Directive –
Find each line containing the string "title". Copy it.

((

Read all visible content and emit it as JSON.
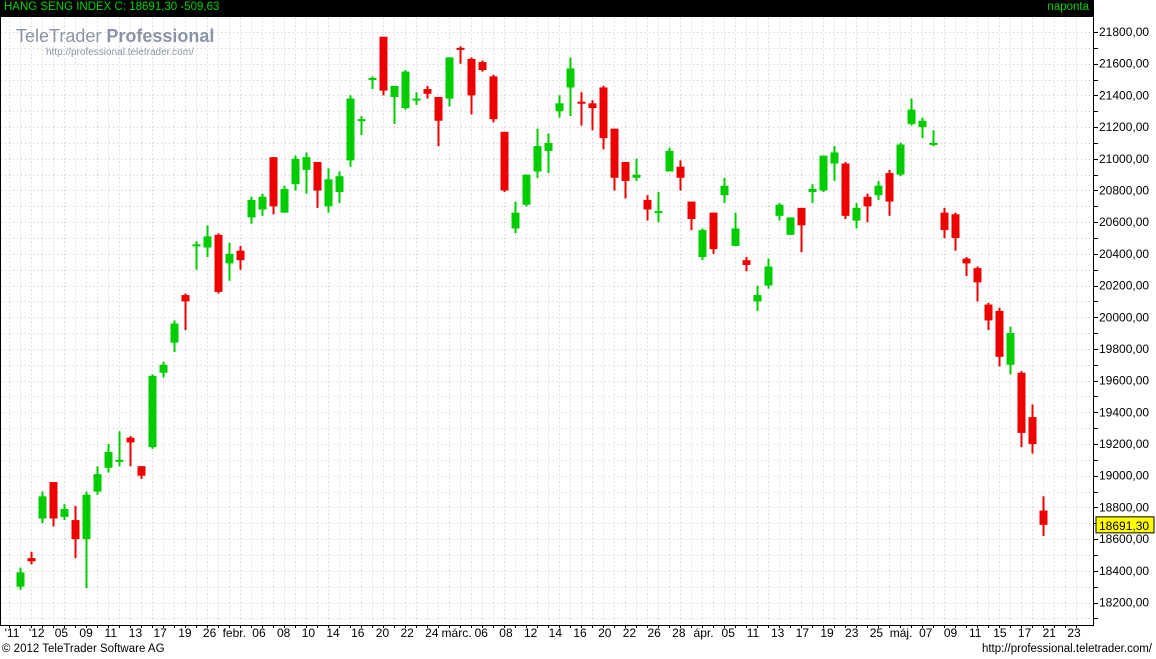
{
  "header": {
    "title": "HANG SENG INDEX C: 18691,30 -509,63",
    "period": "naponta"
  },
  "logo": {
    "name_prefix": "TeleTrader ",
    "name_bold": "Professional",
    "url": "http://professional.teletrader.com/"
  },
  "footer": {
    "copyright": "© 2012 TeleTrader Software AG",
    "url": "http://professional.teletrader.com/"
  },
  "colors": {
    "up": "#00cc00",
    "down": "#ee0000",
    "grid": "#c8c8c8",
    "last_price_bg": "#ffff00"
  },
  "chart_data": {
    "type": "candlestick",
    "title": "HANG SENG INDEX",
    "last_price_label": "18691,30",
    "ylim": [
      18000,
      22000
    ],
    "y_ticks": [
      18200,
      18400,
      18600,
      18800,
      19000,
      19200,
      19400,
      19600,
      19800,
      20000,
      20200,
      20400,
      20600,
      20800,
      21000,
      21200,
      21400,
      21600,
      21800
    ],
    "y_tick_labels": [
      "18200,00",
      "18400,00",
      "18600,00",
      "18800,00",
      "19000,00",
      "19200,00",
      "19400,00",
      "19600,00",
      "19800,00",
      "20000,00",
      "20200,00",
      "20400,00",
      "20600,00",
      "20800,00",
      "21000,00",
      "21200,00",
      "21400,00",
      "21600,00",
      "21800,00"
    ],
    "x_labels": [
      "'11",
      "'12",
      "05",
      "09",
      "11",
      "13",
      "17",
      "19",
      "26",
      "febr.",
      "06",
      "08",
      "10",
      "14",
      "16",
      "20",
      "22",
      "24",
      "márc.",
      "06",
      "08",
      "12",
      "14",
      "16",
      "20",
      "22",
      "26",
      "28",
      "ápr.",
      "05",
      "11",
      "13",
      "17",
      "19",
      "23",
      "25",
      "máj.",
      "07",
      "09",
      "11",
      "15",
      "17",
      "21",
      "23"
    ],
    "candles": [
      {
        "o": 18300,
        "h": 18420,
        "l": 18280,
        "c": 18390
      },
      {
        "o": 18480,
        "h": 18520,
        "l": 18440,
        "c": 18460
      },
      {
        "o": 18730,
        "h": 18900,
        "l": 18700,
        "c": 18870
      },
      {
        "o": 18960,
        "h": 18960,
        "l": 18680,
        "c": 18730
      },
      {
        "o": 18740,
        "h": 18820,
        "l": 18720,
        "c": 18790
      },
      {
        "o": 18720,
        "h": 18810,
        "l": 18480,
        "c": 18600
      },
      {
        "o": 18600,
        "h": 18900,
        "l": 18290,
        "c": 18880
      },
      {
        "o": 18900,
        "h": 19060,
        "l": 18880,
        "c": 19010
      },
      {
        "o": 19050,
        "h": 19200,
        "l": 19020,
        "c": 19150
      },
      {
        "o": 19100,
        "h": 19280,
        "l": 19060,
        "c": 19100
      },
      {
        "o": 19240,
        "h": 19250,
        "l": 19060,
        "c": 19210
      },
      {
        "o": 19060,
        "h": 19060,
        "l": 18980,
        "c": 19000
      },
      {
        "o": 19180,
        "h": 19640,
        "l": 19170,
        "c": 19630
      },
      {
        "o": 19650,
        "h": 19720,
        "l": 19620,
        "c": 19700
      },
      {
        "o": 19840,
        "h": 19980,
        "l": 19780,
        "c": 19960
      },
      {
        "o": 20140,
        "h": 20150,
        "l": 19920,
        "c": 20100
      },
      {
        "o": 20460,
        "h": 20480,
        "l": 20300,
        "c": 20460
      },
      {
        "o": 20440,
        "h": 20580,
        "l": 20380,
        "c": 20510
      },
      {
        "o": 20520,
        "h": 20530,
        "l": 20150,
        "c": 20160
      },
      {
        "o": 20340,
        "h": 20470,
        "l": 20230,
        "c": 20400
      },
      {
        "o": 20420,
        "h": 20450,
        "l": 20300,
        "c": 20360
      },
      {
        "o": 20630,
        "h": 20760,
        "l": 20590,
        "c": 20740
      },
      {
        "o": 20680,
        "h": 20780,
        "l": 20640,
        "c": 20760
      },
      {
        "o": 21010,
        "h": 21010,
        "l": 20650,
        "c": 20700
      },
      {
        "o": 20660,
        "h": 20830,
        "l": 20660,
        "c": 20810
      },
      {
        "o": 20840,
        "h": 21020,
        "l": 20800,
        "c": 21000
      },
      {
        "o": 20930,
        "h": 21040,
        "l": 20780,
        "c": 21010
      },
      {
        "o": 20980,
        "h": 20980,
        "l": 20690,
        "c": 20800
      },
      {
        "o": 20700,
        "h": 20940,
        "l": 20660,
        "c": 20870
      },
      {
        "o": 20790,
        "h": 20920,
        "l": 20720,
        "c": 20890
      },
      {
        "o": 20990,
        "h": 21400,
        "l": 20950,
        "c": 21380
      },
      {
        "o": 21250,
        "h": 21270,
        "l": 21150,
        "c": 21250
      },
      {
        "o": 21510,
        "h": 21520,
        "l": 21440,
        "c": 21510
      },
      {
        "o": 21770,
        "h": 21770,
        "l": 21400,
        "c": 21430
      },
      {
        "o": 21390,
        "h": 21460,
        "l": 21220,
        "c": 21460
      },
      {
        "o": 21320,
        "h": 21560,
        "l": 21310,
        "c": 21550
      },
      {
        "o": 21380,
        "h": 21420,
        "l": 21340,
        "c": 21380
      },
      {
        "o": 21440,
        "h": 21460,
        "l": 21380,
        "c": 21410
      },
      {
        "o": 21390,
        "h": 21390,
        "l": 21080,
        "c": 21240
      },
      {
        "o": 21380,
        "h": 21640,
        "l": 21330,
        "c": 21640
      },
      {
        "o": 21700,
        "h": 21710,
        "l": 21600,
        "c": 21690
      },
      {
        "o": 21630,
        "h": 21640,
        "l": 21280,
        "c": 21400
      },
      {
        "o": 21610,
        "h": 21620,
        "l": 21550,
        "c": 21560
      },
      {
        "o": 21520,
        "h": 21530,
        "l": 21230,
        "c": 21250
      },
      {
        "o": 21170,
        "h": 21170,
        "l": 20790,
        "c": 20800
      },
      {
        "o": 20560,
        "h": 20730,
        "l": 20530,
        "c": 20660
      },
      {
        "o": 20710,
        "h": 20900,
        "l": 20700,
        "c": 20900
      },
      {
        "o": 20920,
        "h": 21190,
        "l": 20880,
        "c": 21080
      },
      {
        "o": 21050,
        "h": 21160,
        "l": 20910,
        "c": 21100
      },
      {
        "o": 21300,
        "h": 21400,
        "l": 21260,
        "c": 21350
      },
      {
        "o": 21450,
        "h": 21640,
        "l": 21270,
        "c": 21570
      },
      {
        "o": 21360,
        "h": 21420,
        "l": 21210,
        "c": 21350
      },
      {
        "o": 21350,
        "h": 21370,
        "l": 21180,
        "c": 21320
      },
      {
        "o": 21450,
        "h": 21460,
        "l": 21060,
        "c": 21130
      },
      {
        "o": 21190,
        "h": 21190,
        "l": 20800,
        "c": 20880
      },
      {
        "o": 20980,
        "h": 20980,
        "l": 20750,
        "c": 20860
      },
      {
        "o": 20880,
        "h": 21000,
        "l": 20860,
        "c": 20900
      },
      {
        "o": 20740,
        "h": 20770,
        "l": 20610,
        "c": 20680
      },
      {
        "o": 20660,
        "h": 20790,
        "l": 20600,
        "c": 20670
      },
      {
        "o": 20920,
        "h": 21070,
        "l": 20920,
        "c": 21050
      },
      {
        "o": 20950,
        "h": 20990,
        "l": 20800,
        "c": 20880
      },
      {
        "o": 20730,
        "h": 20730,
        "l": 20550,
        "c": 20620
      },
      {
        "o": 20380,
        "h": 20560,
        "l": 20360,
        "c": 20550
      },
      {
        "o": 20660,
        "h": 20660,
        "l": 20400,
        "c": 20430
      },
      {
        "o": 20770,
        "h": 20880,
        "l": 20720,
        "c": 20830
      },
      {
        "o": 20450,
        "h": 20660,
        "l": 20450,
        "c": 20560
      },
      {
        "o": 20360,
        "h": 20380,
        "l": 20290,
        "c": 20330
      },
      {
        "o": 20100,
        "h": 20200,
        "l": 20040,
        "c": 20140
      },
      {
        "o": 20200,
        "h": 20370,
        "l": 20180,
        "c": 20320
      },
      {
        "o": 20640,
        "h": 20720,
        "l": 20610,
        "c": 20710
      },
      {
        "o": 20520,
        "h": 20620,
        "l": 20520,
        "c": 20630
      },
      {
        "o": 20690,
        "h": 20690,
        "l": 20410,
        "c": 20580
      },
      {
        "o": 20790,
        "h": 20840,
        "l": 20720,
        "c": 20810
      },
      {
        "o": 20800,
        "h": 21000,
        "l": 20790,
        "c": 21020
      },
      {
        "o": 20970,
        "h": 21080,
        "l": 20860,
        "c": 21040
      },
      {
        "o": 20970,
        "h": 20980,
        "l": 20620,
        "c": 20640
      },
      {
        "o": 20610,
        "h": 20720,
        "l": 20560,
        "c": 20690
      },
      {
        "o": 20760,
        "h": 20780,
        "l": 20600,
        "c": 20700
      },
      {
        "o": 20770,
        "h": 20860,
        "l": 20740,
        "c": 20830
      },
      {
        "o": 20910,
        "h": 20930,
        "l": 20640,
        "c": 20730
      },
      {
        "o": 20900,
        "h": 21100,
        "l": 20890,
        "c": 21090
      },
      {
        "o": 21220,
        "h": 21380,
        "l": 21210,
        "c": 21310
      },
      {
        "o": 21200,
        "h": 21260,
        "l": 21130,
        "c": 21240
      },
      {
        "o": 21100,
        "h": 21180,
        "l": 21080,
        "c": 21100
      },
      {
        "o": 20660,
        "h": 20690,
        "l": 20500,
        "c": 20550
      },
      {
        "o": 20650,
        "h": 20660,
        "l": 20420,
        "c": 20500
      },
      {
        "o": 20370,
        "h": 20380,
        "l": 20260,
        "c": 20340
      },
      {
        "o": 20310,
        "h": 20320,
        "l": 20100,
        "c": 20220
      },
      {
        "o": 20080,
        "h": 20090,
        "l": 19920,
        "c": 19980
      },
      {
        "o": 20040,
        "h": 20060,
        "l": 19690,
        "c": 19750
      },
      {
        "o": 19700,
        "h": 19940,
        "l": 19640,
        "c": 19900
      },
      {
        "o": 19650,
        "h": 19660,
        "l": 19180,
        "c": 19270
      },
      {
        "o": 19370,
        "h": 19450,
        "l": 19140,
        "c": 19200
      },
      {
        "o": 18780,
        "h": 18870,
        "l": 18620,
        "c": 18690
      }
    ]
  }
}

))

Solution to this exercise –
    "title": "HANG SENG INDEX C: 18691,30 -509,63",
    "title": "HANG SENG INDEX",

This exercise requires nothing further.